#### Exercise:
Starting at the beginning of the records and going on through the line with "Bar xyxy=(211,63,216,208)", rename every "Bar" to "Column". Return only those lines, with everything else unchanged.
start Data provided
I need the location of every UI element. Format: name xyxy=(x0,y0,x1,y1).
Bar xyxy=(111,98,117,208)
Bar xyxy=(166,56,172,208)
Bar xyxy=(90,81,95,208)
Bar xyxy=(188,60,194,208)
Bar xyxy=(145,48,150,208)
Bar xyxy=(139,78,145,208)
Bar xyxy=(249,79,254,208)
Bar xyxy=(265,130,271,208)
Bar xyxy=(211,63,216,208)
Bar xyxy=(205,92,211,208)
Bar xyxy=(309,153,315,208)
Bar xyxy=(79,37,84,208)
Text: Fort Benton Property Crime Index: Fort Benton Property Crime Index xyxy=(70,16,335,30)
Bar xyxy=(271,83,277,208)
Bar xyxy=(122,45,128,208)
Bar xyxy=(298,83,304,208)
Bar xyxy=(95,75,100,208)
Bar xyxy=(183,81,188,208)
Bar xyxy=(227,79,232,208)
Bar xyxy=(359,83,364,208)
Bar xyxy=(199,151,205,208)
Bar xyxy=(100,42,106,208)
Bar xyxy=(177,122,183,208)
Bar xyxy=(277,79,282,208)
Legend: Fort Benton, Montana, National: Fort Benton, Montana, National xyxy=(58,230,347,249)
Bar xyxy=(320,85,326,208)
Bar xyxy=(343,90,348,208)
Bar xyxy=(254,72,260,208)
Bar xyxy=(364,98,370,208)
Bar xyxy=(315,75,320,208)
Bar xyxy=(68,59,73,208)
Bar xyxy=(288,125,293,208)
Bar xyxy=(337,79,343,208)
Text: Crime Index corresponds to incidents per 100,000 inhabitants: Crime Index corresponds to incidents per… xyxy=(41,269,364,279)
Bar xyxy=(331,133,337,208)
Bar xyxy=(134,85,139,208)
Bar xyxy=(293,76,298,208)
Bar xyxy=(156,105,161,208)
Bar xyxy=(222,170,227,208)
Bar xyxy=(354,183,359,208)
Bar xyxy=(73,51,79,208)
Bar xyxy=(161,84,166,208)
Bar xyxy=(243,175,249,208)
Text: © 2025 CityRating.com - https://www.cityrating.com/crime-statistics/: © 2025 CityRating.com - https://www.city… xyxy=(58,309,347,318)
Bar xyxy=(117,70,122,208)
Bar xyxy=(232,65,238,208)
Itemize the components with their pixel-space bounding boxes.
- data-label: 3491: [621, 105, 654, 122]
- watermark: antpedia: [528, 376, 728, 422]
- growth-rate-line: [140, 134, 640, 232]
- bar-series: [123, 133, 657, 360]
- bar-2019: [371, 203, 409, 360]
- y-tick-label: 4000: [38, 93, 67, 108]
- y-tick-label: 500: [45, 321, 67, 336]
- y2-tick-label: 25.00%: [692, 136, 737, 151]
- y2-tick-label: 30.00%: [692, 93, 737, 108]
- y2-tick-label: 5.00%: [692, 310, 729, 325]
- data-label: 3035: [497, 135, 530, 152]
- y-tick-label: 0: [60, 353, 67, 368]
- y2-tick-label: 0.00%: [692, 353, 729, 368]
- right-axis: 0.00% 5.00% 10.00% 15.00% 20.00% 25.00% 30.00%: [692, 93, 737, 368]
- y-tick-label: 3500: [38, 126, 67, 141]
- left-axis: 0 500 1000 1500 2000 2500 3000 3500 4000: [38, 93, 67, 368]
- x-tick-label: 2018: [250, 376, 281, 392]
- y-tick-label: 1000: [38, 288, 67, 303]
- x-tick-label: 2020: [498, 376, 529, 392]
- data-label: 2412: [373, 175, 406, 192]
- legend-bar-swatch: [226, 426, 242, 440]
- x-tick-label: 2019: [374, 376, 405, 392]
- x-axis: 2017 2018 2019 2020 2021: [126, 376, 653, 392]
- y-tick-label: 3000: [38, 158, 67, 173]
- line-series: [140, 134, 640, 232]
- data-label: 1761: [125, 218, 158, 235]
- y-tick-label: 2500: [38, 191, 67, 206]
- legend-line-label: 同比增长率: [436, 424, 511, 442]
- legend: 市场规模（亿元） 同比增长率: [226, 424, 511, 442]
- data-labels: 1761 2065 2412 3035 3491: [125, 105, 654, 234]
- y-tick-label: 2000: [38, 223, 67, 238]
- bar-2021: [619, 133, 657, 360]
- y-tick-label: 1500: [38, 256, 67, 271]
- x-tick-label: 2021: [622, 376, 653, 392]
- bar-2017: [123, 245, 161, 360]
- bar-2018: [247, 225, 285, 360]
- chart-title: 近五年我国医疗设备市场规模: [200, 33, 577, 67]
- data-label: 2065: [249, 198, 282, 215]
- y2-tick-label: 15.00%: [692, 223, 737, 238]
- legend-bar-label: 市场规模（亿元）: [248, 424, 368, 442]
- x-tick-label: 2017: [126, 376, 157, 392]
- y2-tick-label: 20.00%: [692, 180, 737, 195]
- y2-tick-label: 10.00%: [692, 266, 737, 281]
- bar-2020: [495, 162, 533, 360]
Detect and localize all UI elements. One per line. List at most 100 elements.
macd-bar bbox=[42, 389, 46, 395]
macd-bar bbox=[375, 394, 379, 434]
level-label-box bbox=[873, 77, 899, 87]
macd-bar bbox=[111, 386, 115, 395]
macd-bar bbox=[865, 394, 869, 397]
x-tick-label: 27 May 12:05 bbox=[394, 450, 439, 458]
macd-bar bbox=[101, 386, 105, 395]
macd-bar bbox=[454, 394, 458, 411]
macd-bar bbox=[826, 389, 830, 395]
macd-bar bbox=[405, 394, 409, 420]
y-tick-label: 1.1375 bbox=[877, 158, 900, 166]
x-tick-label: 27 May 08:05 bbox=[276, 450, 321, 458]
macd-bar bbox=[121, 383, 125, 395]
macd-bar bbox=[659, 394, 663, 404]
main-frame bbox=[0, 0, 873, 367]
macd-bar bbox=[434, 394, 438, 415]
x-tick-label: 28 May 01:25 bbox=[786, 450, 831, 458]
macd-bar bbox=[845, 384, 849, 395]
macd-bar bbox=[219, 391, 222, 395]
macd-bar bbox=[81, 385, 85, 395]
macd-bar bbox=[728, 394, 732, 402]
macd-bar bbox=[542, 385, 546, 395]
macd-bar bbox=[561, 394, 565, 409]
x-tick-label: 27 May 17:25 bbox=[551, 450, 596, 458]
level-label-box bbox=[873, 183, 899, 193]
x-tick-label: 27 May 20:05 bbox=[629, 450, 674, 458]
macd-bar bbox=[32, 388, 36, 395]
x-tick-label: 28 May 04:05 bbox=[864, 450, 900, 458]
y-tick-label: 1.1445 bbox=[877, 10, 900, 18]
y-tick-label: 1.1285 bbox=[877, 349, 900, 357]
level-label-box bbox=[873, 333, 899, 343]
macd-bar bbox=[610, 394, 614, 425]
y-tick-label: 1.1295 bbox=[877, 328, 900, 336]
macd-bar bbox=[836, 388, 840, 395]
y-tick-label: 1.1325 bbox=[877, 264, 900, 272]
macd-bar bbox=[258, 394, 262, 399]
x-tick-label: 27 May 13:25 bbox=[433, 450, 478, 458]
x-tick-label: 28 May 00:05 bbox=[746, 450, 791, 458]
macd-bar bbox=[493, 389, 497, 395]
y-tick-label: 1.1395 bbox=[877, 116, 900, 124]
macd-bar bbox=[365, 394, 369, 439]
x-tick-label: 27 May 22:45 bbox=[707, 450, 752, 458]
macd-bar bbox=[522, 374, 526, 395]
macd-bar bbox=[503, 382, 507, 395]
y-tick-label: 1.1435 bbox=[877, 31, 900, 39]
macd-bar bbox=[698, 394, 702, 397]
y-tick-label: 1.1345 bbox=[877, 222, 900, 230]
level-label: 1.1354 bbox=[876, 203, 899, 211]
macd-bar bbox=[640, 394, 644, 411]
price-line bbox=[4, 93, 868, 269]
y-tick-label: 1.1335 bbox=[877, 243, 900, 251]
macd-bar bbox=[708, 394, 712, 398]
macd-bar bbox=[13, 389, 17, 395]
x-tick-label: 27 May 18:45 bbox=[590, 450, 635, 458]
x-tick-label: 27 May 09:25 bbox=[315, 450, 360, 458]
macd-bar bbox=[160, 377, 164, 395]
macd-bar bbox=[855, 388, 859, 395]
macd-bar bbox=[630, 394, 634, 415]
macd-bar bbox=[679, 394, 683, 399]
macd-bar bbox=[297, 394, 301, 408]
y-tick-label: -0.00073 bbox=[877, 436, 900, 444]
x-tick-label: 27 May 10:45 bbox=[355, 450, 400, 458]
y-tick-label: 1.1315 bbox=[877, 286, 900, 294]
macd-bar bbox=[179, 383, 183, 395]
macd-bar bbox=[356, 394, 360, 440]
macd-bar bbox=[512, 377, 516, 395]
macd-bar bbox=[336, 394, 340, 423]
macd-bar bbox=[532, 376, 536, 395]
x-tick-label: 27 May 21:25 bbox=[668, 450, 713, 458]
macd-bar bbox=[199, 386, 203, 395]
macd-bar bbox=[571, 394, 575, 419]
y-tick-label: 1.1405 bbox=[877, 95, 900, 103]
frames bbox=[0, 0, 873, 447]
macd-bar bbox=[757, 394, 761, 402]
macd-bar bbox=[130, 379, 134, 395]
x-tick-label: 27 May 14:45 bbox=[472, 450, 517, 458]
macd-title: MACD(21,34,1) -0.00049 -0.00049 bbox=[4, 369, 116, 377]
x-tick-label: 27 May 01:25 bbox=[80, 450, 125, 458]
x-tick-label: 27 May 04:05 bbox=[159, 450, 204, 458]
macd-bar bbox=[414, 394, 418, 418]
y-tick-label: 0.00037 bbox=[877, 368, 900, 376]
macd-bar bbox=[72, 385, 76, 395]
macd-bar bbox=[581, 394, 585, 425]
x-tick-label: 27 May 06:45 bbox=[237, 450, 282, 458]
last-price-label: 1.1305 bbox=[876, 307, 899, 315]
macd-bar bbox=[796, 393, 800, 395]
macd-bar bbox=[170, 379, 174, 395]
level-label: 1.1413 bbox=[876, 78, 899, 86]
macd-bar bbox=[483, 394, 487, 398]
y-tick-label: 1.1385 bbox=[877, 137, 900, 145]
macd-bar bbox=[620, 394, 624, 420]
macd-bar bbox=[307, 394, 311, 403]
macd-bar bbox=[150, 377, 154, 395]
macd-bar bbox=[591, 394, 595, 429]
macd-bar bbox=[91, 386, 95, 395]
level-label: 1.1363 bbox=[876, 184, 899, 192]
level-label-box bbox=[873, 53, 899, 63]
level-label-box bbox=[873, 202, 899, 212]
end Data provided
#### Complete output:
I need the location of every UI element. Format: name xyxy=(x0,y0,x1,y1).
Column xyxy=(111,98,117,208)
Column xyxy=(166,56,172,208)
Column xyxy=(90,81,95,208)
Column xyxy=(188,60,194,208)
Column xyxy=(145,48,150,208)
Column xyxy=(139,78,145,208)
Column xyxy=(249,79,254,208)
Column xyxy=(265,130,271,208)
Column xyxy=(211,63,216,208)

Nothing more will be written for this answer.